=== RECORDS FOR THE TASK ===

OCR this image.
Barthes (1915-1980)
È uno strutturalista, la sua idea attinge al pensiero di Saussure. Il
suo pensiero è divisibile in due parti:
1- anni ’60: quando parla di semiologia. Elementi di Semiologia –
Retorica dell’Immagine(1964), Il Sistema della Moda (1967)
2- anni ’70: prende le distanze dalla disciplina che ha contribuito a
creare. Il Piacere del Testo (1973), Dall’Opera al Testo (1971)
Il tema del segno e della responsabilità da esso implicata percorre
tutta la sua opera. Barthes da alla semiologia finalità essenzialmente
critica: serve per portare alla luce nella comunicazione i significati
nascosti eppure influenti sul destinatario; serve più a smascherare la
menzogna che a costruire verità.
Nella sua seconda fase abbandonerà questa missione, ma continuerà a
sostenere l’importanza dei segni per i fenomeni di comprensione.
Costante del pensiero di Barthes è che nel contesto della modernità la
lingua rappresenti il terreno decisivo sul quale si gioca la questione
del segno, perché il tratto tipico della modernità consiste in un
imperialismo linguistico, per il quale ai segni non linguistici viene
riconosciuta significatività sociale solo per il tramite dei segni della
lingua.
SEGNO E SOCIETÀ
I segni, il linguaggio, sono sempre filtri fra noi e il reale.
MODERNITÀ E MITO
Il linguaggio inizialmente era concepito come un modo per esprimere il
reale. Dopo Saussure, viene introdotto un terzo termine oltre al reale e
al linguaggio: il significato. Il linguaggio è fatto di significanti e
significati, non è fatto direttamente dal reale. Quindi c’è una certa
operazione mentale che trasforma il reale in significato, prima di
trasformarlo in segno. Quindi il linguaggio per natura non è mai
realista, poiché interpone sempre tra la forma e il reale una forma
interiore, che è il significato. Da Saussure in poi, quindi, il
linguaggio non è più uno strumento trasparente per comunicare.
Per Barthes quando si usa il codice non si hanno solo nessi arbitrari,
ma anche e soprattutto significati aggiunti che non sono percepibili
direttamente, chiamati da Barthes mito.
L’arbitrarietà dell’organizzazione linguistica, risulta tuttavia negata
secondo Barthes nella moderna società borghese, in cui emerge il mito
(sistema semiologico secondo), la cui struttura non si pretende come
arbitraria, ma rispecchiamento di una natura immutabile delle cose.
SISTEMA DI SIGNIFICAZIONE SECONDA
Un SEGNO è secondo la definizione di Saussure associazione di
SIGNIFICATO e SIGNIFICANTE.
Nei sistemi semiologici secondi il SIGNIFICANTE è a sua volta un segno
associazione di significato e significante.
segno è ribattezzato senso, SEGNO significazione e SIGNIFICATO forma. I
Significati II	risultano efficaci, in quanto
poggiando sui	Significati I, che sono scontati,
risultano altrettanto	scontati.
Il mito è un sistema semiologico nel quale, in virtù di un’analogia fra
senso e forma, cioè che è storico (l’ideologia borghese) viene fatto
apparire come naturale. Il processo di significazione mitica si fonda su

=== TASK ===
Extract each line from the listing that holds the word "quale".

=== RESPONSE TO THIS EXERCISE ===
lingua rappresenti il terreno decisivo sul quale si gioca la questione
imperialismo linguistico, per il quale ai segni non linguistici viene
Il mito è un sistema semiologico nel quale, in virtù di un’analogia fra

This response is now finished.